- [JOB] Write out exactly the lines running from the one that contains "What text is on this page?" through the end of the material.

- [RECORDS SHOWN]
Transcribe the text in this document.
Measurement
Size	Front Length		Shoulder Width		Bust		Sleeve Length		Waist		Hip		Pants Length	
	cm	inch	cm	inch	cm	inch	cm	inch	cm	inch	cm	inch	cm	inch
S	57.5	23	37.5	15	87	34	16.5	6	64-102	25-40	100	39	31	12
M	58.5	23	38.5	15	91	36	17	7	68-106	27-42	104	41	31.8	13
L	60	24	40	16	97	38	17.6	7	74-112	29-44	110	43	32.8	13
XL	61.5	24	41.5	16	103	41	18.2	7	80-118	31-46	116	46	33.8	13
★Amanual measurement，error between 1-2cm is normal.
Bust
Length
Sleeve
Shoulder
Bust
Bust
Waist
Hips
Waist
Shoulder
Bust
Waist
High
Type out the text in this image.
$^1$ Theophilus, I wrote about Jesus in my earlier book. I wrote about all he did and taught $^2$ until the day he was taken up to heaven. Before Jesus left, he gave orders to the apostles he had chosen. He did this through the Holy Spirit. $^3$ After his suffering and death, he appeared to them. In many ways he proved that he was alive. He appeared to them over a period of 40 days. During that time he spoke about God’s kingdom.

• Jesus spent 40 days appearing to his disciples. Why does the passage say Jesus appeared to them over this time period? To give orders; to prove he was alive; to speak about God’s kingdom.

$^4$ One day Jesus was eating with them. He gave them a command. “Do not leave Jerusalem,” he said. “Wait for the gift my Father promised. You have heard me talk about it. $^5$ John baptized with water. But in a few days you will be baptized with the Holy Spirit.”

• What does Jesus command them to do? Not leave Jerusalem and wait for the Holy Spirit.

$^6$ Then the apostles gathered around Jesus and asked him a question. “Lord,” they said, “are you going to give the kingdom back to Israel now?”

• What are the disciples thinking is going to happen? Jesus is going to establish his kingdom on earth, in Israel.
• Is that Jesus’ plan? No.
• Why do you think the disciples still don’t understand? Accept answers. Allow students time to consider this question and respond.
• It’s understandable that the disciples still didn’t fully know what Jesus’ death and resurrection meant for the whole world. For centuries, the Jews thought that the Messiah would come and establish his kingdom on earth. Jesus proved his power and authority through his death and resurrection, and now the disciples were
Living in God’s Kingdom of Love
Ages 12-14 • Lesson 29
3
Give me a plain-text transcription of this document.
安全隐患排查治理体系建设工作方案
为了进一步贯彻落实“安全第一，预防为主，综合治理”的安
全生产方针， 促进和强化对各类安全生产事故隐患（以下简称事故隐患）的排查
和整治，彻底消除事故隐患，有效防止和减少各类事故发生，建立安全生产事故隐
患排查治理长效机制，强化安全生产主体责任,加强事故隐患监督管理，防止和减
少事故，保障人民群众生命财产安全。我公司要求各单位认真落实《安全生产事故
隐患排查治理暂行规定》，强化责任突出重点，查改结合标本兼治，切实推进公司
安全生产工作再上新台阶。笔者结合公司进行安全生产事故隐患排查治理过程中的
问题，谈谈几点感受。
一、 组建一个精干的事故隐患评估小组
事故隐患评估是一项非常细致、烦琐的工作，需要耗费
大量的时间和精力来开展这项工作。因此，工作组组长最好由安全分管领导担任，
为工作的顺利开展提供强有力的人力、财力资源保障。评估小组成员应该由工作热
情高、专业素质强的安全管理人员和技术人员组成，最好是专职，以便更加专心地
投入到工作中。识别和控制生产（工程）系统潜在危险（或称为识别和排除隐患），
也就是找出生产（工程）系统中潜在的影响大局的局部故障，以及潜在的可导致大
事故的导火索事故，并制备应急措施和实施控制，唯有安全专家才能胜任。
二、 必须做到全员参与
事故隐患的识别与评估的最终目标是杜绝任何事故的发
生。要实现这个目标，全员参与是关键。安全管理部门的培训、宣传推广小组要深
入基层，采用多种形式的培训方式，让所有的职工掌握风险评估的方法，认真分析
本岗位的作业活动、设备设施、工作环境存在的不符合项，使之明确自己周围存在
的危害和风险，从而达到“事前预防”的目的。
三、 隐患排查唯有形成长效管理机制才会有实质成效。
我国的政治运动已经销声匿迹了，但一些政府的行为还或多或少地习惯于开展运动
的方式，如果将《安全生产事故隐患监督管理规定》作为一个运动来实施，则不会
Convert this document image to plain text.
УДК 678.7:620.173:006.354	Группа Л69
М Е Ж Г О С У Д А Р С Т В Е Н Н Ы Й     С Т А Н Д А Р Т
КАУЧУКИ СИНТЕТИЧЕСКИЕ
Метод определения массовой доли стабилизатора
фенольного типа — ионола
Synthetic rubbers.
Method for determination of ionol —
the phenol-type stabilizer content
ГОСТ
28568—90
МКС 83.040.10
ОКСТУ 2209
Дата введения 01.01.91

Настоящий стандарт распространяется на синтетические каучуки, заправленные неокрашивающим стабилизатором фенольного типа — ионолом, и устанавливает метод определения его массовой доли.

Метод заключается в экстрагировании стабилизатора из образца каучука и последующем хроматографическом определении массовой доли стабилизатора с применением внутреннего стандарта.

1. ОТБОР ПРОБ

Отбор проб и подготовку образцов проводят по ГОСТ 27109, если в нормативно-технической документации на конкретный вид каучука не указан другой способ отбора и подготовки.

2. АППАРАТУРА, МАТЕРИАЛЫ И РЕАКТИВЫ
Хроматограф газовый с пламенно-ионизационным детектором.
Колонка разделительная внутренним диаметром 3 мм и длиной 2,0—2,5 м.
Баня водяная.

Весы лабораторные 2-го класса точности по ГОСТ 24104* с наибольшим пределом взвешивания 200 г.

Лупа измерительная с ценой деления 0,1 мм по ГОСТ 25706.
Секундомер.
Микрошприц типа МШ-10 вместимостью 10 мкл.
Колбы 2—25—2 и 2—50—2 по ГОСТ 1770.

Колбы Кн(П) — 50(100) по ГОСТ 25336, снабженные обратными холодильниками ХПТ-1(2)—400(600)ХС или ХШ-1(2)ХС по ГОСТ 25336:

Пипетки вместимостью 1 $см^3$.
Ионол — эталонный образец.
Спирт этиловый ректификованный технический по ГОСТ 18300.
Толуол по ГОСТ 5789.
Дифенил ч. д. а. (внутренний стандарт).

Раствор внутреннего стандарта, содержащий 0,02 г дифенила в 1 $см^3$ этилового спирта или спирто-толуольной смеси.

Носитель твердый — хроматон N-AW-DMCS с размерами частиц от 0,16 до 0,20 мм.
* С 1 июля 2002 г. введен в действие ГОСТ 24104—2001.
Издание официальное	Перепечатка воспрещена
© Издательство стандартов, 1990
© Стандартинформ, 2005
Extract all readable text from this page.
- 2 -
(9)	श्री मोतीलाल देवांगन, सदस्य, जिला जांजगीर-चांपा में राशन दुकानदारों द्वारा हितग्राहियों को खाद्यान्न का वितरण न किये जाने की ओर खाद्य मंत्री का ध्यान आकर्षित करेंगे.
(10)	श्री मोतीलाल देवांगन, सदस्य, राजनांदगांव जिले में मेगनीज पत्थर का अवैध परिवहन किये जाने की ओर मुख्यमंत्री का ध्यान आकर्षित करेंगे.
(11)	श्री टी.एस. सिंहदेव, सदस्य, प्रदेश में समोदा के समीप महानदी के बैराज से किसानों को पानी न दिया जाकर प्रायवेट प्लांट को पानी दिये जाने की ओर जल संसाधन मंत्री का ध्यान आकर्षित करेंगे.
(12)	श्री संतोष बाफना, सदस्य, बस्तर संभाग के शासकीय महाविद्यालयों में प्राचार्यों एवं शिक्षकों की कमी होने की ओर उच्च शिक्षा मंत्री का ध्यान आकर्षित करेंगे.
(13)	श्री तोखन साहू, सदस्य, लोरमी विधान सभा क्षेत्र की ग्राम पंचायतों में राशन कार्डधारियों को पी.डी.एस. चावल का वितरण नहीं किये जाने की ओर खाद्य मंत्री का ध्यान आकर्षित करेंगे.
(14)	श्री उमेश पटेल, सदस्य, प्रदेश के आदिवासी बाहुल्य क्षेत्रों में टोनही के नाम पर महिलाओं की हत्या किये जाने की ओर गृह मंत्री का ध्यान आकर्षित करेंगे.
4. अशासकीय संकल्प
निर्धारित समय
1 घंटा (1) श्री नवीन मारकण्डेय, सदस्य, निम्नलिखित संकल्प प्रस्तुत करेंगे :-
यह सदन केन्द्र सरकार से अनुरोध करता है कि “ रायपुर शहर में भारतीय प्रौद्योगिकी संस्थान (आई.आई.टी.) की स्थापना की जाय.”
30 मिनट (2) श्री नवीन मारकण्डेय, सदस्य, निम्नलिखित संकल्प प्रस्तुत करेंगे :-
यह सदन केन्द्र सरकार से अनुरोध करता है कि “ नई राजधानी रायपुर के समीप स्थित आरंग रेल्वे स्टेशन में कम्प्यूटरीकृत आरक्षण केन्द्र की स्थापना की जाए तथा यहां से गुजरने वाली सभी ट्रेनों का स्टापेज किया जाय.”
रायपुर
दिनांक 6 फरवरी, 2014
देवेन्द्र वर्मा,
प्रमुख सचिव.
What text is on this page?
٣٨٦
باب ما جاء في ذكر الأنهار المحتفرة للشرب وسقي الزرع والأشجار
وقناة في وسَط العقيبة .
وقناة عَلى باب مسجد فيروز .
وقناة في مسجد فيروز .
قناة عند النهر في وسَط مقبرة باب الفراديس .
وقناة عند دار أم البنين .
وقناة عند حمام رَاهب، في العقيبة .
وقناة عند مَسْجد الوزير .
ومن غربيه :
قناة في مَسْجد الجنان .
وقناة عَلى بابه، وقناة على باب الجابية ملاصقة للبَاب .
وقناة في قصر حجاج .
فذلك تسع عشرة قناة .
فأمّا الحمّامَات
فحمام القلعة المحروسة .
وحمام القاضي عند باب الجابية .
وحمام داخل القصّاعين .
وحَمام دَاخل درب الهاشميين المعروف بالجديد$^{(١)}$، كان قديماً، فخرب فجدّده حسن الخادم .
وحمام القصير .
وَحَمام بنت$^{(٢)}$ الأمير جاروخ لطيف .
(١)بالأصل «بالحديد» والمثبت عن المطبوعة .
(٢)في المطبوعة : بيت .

- [SOLUTION]
What text is on this page?
٣٨٦
باب ما جاء في ذكر الأنهار المحتفرة للشرب وسقي الزرع والأشجار
وقناة في وسَط العقيبة .
وقناة عَلى باب مسجد فيروز .
وقناة في مسجد فيروز .
قناة عند النهر في وسَط مقبرة باب الفراديس .
وقناة عند دار أم البنين .
وقناة عند حمام رَاهب، في العقيبة .
وقناة عند مَسْجد الوزير .
ومن غربيه :
قناة في مَسْجد الجنان .
وقناة عَلى بابه، وقناة على باب الجابية ملاصقة للبَاب .
وقناة في قصر حجاج .
فذلك تسع عشرة قناة .
فأمّا الحمّامَات
فحمام القلعة المحروسة .
وحمام القاضي عند باب الجابية .
وحمام داخل القصّاعين .
وحَمام دَاخل درب الهاشميين المعروف بالجديد$^{(١)}$، كان قديماً، فخرب فجدّده حسن الخادم .
وحمام القصير .
وَحَمام بنت$^{(٢)}$ الأمير جاروخ لطيف .
(١)بالأصل «بالحديد» والمثبت عن المطبوعة .
(٢)في المطبوعة : بيت .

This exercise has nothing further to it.